## TO DO
Provide an exact transcription of all the records.

## SUPPLIED RECORDS
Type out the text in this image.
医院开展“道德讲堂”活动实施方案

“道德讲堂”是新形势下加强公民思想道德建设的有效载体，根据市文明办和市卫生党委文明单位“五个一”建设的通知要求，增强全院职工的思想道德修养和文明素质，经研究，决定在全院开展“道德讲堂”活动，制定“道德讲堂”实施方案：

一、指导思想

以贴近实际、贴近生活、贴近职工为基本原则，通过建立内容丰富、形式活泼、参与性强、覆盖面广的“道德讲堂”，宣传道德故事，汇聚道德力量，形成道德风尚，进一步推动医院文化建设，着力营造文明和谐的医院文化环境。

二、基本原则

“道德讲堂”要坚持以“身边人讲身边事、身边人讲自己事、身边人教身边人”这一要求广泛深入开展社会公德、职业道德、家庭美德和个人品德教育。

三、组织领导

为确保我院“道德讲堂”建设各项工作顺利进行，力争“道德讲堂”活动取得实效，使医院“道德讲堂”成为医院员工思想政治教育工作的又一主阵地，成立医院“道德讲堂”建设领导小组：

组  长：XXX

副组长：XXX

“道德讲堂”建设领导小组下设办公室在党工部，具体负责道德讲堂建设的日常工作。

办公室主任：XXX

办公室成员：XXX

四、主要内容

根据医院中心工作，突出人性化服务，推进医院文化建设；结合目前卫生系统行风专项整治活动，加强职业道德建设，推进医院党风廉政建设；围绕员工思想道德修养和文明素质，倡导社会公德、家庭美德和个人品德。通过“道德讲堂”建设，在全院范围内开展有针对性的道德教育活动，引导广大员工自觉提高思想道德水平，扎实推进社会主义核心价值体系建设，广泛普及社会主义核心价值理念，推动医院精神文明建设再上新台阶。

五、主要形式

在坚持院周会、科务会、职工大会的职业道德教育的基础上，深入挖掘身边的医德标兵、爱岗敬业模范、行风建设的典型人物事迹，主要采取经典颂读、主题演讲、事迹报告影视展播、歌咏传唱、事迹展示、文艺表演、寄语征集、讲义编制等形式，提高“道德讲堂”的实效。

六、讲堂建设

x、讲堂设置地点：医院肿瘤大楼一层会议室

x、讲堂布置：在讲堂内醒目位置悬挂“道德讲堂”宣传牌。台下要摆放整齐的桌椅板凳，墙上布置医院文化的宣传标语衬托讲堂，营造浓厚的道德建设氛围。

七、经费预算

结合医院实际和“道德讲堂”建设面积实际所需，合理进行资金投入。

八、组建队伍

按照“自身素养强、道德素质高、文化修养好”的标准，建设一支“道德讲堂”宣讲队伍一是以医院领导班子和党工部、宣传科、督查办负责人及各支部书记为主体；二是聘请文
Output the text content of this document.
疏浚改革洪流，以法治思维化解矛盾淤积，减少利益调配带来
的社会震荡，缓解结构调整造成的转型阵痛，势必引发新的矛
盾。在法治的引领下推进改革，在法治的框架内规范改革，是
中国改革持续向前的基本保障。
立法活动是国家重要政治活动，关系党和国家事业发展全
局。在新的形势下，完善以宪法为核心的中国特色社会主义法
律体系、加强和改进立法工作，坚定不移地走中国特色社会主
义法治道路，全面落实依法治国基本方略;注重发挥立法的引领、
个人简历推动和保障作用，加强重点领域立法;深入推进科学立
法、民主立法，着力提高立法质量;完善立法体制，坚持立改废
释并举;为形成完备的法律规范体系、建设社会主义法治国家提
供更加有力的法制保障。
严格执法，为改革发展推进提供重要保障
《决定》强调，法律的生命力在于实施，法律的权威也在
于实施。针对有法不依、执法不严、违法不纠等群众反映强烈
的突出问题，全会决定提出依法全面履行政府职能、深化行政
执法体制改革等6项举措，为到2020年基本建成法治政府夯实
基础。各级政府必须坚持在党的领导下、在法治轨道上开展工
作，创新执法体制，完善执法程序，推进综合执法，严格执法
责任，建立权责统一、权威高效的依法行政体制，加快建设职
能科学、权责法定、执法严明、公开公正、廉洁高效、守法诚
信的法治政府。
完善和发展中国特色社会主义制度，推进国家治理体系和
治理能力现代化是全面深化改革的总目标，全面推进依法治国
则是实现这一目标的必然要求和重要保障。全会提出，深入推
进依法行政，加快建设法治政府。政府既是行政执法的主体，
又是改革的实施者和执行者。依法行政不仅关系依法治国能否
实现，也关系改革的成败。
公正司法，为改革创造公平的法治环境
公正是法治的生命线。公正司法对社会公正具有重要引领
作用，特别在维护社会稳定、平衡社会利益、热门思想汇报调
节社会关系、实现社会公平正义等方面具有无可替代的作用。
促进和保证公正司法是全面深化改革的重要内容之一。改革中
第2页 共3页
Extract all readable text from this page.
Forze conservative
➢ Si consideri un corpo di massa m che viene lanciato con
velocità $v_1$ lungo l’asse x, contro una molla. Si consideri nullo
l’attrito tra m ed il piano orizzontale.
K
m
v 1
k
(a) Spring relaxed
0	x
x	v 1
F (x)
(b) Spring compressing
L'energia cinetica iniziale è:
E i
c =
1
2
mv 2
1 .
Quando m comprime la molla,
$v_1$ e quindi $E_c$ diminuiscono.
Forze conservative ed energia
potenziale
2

## REPLY TO THE TASK
Type out the text in this image.
医院开展“道德讲堂”活动实施方案

“道德讲堂”是新形势下加强公民思想道德建设的有效载体，根据市文明办和市卫生党委文明单位“五个一”建设的通知要求，增强全院职工的思想道德修养和文明素质，经研究，决定在全院开展“道德讲堂”活动，制定“道德讲堂”实施方案：

一、指导思想

以贴近实际、贴近生活、贴近职工为基本原则，通过建立内容丰富、形式活泼、参与性强、覆盖面广的“道德讲堂”，宣传道德故事，汇聚道德力量，形成道德风尚，进一步推动医院文化建设，着力营造文明和谐的医院文化环境。

二、基本原则

“道德讲堂”要坚持以“身边人讲身边事、身边人讲自己事、身边人教身边人”这一要求广泛深入开展社会公德、职业道德、家庭美德和个人品德教育。

三、组织领导

为确保我院“道德讲堂”建设各项工作顺利进行，力争“道德讲堂”活动取得实效，使医院“道德讲堂”成为医院员工思想政治教育工作的又一主阵地，成立医院“道德讲堂”建设领导小组：

组  长：XXX

副组长：XXX

“道德讲堂”建设领导小组下设办公室在党工部，具体负责道德讲堂建设的日常工作。

办公室主任：XXX

办公室成员：XXX

四、主要内容

根据医院中心工作，突出人性化服务，推进医院文化建设；结合目前卫生系统行风专项整治活动，加强职业道德建设，推进医院党风廉政建设；围绕员工思想道德修养和文明素质，倡导社会公德、家庭美德和个人品德。通过“道德讲堂”建设，在全院范围内开展有针对性的道德教育活动，引导广大员工自觉提高思想道德水平，扎实推进社会主义核心价值体系建设，广泛普及社会主义核心价值理念，推动医院精神文明建设再上新台阶。

五、主要形式

在坚持院周会、科务会、职工大会的职业道德教育的基础上，深入挖掘身边的医德标兵、爱岗敬业模范、行风建设的典型人物事迹，主要采取经典颂读、主题演讲、事迹报告影视展播、歌咏传唱、事迹展示、文艺表演、寄语征集、讲义编制等形式，提高“道德讲堂”的实效。

六、讲堂建设

x、讲堂设置地点：医院肿瘤大楼一层会议室

x、讲堂布置：在讲堂内醒目位置悬挂“道德讲堂”宣传牌。台下要摆放整齐的桌椅板凳，墙上布置医院文化的宣传标语衬托讲堂，营造浓厚的道德建设氛围。

七、经费预算

结合医院实际和“道德讲堂”建设面积实际所需，合理进行资金投入。

八、组建队伍

按照“自身素养强、道德素质高、文化修养好”的标准，建设一支“道德讲堂”宣讲队伍一是以医院领导班子和党工部、宣传科、督查办负责人及各支部书记为主体；二是聘请文
Output the text content of this document.
疏浚改革洪流，以法治思维化解矛盾淤积，减少利益调配带来
的社会震荡，缓解结构调整造成的转型阵痛，势必引发新的矛
盾。在法治的引领下推进改革，在法治的框架内规范改革，是
中国改革持续向前的基本保障。
立法活动是国家重要政治活动，关系党和国家事业发展全
局。在新的形势下，完善以宪法为核心的中国特色社会主义法
律体系、加强和改进立法工作，坚定不移地走中国特色社会主
义法治道路，全面落实依法治国基本方略;注重发挥立法的引领、
个人简历推动和保障作用，加强重点领域立法;深入推进科学立
法、民主立法，着力提高立法质量;完善立法体制，坚持立改废
释并举;为形成完备的法律规范体系、建设社会主义法治国家提
供更加有力的法制保障。
严格执法，为改革发展推进提供重要保障
《决定》强调，法律的生命力在于实施，法律的权威也在
于实施。针对有法不依、执法不严、违法不纠等群众反映强烈
的突出问题，全会决定提出依法全面履行政府职能、深化行政
执法体制改革等6项举措，为到2020年基本建成法治政府夯实
基础。各级政府必须坚持在党的领导下、在法治轨道上开展工
作，创新执法体制，完善执法程序，推进综合执法，严格执法
责任，建立权责统一、权威高效的依法行政体制，加快建设职
能科学、权责法定、执法严明、公开公正、廉洁高效、守法诚
信的法治政府。
完善和发展中国特色社会主义制度，推进国家治理体系和
治理能力现代化是全面深化改革的总目标，全面推进依法治国
则是实现这一目标的必然要求和重要保障。全会提出，深入推
进依法行政，加快建设法治政府。政府既是行政执法的主体，
又是改革的实施者和执行者。依法行政不仅关系依法治国能否
实现，也关系改革的成败。
公正司法，为改革创造公平的法治环境
公正是法治的生命线。公正司法对社会公正具有重要引领
作用，特别在维护社会稳定、平衡社会利益、热门思想汇报调
节社会关系、实现社会公平正义等方面具有无可替代的作用。
促进和保证公正司法是全面深化改革的重要内容之一。改革中
第2页 共3页
Extract all readable text from this page.
Forze conservative
➢ Si consideri un corpo di massa m che viene lanciato con
velocità $v_1$ lungo l’asse x, contro una molla. Si consideri nullo
l’attrito tra m ed il piano orizzontale.
K
m
v 1
k
(a) Spring relaxed
0	x
x	v 1
F (x)
(b) Spring compressing
L'energia cinetica iniziale è:
E i
c =
1
2
mv 2
1 .
Quando m comprime la molla,
$v_1$ e quindi $E_c$ diminuiscono.
Forze conservative ed energia
potenziale
2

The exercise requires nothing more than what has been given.